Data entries

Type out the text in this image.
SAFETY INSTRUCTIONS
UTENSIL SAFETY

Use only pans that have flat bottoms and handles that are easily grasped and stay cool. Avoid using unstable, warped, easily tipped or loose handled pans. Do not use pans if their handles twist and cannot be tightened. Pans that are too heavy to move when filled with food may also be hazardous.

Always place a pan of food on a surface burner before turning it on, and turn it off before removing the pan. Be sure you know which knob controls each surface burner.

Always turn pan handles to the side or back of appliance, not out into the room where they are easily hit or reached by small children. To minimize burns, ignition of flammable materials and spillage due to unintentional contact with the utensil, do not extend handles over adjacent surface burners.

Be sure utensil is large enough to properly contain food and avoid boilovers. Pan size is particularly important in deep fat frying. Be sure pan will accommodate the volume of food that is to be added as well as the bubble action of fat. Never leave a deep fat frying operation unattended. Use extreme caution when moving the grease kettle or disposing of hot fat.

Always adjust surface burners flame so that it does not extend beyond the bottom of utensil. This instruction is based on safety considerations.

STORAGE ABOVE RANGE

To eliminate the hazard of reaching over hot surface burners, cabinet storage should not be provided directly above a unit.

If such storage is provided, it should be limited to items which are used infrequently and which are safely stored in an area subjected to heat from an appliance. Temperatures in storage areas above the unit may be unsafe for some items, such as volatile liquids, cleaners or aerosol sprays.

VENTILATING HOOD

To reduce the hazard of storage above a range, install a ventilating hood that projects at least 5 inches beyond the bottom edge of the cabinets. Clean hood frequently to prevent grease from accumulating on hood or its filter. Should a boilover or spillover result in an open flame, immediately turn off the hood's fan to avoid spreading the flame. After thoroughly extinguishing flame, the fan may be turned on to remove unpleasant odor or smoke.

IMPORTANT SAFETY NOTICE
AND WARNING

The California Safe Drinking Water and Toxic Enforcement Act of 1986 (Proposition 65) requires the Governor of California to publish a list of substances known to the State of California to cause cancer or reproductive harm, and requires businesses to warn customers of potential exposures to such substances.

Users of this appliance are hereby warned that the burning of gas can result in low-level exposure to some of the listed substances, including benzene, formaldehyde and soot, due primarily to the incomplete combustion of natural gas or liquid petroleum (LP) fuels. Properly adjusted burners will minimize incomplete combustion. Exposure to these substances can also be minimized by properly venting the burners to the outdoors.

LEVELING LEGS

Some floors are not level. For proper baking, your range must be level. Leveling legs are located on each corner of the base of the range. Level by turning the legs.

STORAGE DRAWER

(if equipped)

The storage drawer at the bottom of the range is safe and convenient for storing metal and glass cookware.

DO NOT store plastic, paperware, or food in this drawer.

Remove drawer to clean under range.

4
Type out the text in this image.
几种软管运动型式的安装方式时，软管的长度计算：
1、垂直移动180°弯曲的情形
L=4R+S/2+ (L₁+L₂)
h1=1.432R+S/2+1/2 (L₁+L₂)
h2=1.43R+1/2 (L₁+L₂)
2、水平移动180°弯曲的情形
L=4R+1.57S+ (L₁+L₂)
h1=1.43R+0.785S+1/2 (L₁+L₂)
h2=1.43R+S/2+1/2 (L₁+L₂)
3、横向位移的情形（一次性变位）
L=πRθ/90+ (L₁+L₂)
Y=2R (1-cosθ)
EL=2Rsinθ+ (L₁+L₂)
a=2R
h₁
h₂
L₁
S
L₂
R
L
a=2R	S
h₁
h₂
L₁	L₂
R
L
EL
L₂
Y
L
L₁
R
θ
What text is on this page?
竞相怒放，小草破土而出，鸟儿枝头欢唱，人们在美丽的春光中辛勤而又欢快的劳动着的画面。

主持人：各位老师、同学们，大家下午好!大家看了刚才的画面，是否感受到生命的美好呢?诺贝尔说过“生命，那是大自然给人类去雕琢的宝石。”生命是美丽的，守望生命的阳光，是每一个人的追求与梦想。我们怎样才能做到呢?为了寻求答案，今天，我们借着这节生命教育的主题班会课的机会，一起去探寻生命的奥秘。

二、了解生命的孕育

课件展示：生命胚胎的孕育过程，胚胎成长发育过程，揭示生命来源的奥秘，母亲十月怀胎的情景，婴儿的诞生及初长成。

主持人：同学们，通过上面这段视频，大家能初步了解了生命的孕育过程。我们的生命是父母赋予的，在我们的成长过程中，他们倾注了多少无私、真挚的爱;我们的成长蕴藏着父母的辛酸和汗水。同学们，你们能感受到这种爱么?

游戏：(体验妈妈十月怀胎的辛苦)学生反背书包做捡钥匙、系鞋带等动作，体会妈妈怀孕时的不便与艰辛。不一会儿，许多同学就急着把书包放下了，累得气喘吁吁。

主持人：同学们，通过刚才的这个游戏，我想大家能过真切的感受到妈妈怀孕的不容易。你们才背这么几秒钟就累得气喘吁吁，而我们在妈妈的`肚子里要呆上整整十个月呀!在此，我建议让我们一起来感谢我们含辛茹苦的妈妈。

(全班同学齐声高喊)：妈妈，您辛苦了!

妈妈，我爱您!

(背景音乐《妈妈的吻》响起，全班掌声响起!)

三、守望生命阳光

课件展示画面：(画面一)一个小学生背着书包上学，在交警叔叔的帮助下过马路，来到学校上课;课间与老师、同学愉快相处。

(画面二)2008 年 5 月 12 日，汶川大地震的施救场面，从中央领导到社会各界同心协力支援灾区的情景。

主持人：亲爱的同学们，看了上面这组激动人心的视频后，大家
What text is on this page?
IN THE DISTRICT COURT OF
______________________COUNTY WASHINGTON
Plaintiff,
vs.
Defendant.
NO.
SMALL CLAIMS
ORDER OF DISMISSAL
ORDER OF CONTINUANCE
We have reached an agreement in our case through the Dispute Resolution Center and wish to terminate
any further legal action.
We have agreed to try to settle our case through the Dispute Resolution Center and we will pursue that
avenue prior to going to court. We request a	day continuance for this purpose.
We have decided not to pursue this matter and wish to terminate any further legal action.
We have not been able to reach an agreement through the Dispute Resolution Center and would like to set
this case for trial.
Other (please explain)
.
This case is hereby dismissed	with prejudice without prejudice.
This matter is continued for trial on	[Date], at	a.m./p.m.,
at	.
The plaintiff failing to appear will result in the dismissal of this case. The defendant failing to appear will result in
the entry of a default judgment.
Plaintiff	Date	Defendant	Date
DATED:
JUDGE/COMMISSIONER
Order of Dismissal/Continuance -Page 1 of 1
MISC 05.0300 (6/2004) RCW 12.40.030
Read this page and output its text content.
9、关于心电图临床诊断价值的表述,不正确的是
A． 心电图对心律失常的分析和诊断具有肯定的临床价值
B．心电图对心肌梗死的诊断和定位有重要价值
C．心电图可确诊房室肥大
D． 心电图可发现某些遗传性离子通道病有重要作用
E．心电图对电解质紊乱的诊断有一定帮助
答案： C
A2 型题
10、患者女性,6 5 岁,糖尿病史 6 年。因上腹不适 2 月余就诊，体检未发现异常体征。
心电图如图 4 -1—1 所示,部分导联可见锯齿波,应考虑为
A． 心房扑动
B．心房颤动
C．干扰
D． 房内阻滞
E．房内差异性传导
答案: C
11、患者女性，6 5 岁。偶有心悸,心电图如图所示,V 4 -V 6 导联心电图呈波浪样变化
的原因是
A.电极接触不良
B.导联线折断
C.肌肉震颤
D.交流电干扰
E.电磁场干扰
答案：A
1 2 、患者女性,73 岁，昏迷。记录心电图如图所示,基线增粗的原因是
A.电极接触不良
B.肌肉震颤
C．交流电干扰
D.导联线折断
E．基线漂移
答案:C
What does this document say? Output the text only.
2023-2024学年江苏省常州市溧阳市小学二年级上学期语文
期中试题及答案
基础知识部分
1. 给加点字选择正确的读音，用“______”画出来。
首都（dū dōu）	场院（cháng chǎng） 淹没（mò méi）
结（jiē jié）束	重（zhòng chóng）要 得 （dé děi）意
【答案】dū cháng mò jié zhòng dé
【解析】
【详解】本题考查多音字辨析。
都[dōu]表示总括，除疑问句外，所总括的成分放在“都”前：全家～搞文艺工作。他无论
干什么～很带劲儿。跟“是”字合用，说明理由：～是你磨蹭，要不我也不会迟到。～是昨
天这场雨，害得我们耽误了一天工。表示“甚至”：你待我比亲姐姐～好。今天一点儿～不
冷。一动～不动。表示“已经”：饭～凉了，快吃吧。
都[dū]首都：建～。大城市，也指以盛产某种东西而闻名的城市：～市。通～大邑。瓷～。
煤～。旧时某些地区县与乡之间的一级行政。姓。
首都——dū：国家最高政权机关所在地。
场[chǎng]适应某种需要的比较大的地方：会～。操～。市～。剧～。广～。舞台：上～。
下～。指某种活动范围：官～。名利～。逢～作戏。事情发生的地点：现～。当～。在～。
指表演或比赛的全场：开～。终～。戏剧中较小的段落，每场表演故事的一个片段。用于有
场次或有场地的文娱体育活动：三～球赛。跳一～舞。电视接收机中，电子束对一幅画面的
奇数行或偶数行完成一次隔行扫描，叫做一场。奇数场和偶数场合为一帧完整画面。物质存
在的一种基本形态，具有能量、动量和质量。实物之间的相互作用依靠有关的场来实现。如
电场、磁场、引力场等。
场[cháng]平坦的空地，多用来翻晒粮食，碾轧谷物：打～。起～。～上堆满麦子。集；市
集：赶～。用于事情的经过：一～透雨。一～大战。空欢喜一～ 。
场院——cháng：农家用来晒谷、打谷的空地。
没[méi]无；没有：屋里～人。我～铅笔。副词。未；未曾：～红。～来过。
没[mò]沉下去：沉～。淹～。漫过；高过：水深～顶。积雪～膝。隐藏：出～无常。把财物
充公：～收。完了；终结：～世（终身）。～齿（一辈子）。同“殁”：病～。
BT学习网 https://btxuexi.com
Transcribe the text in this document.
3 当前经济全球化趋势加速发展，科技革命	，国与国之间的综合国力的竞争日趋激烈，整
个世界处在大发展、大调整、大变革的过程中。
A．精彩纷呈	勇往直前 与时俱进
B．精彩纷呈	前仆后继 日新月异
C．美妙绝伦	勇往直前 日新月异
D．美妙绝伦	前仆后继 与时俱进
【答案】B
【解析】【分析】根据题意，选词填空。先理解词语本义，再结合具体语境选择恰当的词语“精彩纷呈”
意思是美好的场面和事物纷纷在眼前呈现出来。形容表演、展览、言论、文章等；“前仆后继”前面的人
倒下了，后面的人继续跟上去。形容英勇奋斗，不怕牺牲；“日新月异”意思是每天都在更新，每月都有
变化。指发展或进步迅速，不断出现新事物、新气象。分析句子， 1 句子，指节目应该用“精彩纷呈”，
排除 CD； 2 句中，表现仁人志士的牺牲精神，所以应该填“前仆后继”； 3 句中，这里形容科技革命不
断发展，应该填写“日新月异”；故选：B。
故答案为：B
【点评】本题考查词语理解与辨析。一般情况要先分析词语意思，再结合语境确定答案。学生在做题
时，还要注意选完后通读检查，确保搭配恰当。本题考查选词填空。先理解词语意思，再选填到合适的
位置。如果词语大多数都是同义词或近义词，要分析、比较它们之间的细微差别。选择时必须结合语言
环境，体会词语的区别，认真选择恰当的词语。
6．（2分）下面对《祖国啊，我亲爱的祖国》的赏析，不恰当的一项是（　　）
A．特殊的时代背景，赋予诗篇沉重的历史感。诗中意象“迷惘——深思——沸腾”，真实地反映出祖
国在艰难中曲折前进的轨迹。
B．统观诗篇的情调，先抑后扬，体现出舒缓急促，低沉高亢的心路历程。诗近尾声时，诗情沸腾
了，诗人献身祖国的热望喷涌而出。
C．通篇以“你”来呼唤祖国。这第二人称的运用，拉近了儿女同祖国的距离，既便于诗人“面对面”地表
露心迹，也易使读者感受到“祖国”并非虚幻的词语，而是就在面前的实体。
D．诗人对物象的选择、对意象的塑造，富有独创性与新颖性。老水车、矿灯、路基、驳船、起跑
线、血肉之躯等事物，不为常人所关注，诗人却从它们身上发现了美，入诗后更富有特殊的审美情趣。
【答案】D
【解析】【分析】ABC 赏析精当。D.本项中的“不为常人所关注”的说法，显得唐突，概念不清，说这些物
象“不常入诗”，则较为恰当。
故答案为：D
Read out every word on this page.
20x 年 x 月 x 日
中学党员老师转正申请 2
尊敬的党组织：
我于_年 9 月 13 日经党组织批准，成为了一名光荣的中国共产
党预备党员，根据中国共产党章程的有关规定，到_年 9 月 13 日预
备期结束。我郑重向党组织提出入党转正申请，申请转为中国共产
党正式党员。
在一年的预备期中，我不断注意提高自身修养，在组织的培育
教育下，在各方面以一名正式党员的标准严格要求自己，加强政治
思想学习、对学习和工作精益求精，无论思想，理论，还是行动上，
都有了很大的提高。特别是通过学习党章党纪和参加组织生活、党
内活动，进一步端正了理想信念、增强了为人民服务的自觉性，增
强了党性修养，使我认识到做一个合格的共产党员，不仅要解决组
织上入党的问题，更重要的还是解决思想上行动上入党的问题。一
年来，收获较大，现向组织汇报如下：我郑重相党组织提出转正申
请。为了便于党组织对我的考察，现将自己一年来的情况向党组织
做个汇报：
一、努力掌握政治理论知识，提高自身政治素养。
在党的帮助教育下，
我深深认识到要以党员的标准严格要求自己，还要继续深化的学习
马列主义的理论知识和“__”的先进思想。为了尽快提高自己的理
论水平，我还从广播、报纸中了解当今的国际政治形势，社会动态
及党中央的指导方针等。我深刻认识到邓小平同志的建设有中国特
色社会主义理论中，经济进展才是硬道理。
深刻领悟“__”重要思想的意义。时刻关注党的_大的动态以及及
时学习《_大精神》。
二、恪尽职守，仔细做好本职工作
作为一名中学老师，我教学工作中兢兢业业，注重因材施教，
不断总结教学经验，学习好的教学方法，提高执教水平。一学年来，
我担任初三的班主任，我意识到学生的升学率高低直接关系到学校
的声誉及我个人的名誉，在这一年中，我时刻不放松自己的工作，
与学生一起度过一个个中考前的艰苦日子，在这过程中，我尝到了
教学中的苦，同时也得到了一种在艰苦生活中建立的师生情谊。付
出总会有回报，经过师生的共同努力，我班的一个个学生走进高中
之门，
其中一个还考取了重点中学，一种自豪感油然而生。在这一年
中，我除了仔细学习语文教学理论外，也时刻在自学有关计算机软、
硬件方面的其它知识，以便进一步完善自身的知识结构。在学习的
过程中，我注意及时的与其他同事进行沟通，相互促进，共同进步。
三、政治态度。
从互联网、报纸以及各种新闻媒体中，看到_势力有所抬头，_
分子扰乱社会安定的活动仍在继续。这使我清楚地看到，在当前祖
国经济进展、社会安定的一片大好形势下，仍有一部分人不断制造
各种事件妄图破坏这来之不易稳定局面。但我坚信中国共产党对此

TASK TO COMPLETE: Look through the entries and find each line that has the string "reached". Copy those lines.

THE SOLUTION:
Always turn pan handles to the side or back of appliance, not out into the room where they are easily hit or reached by small children. To minimize burns, ignition of flammable materials and spillage due to unintentional contact with the utensil, do not extend handles over adjacent surface burners.
We have reached an agreement in our case through the Dispute Resolution Center and wish to terminate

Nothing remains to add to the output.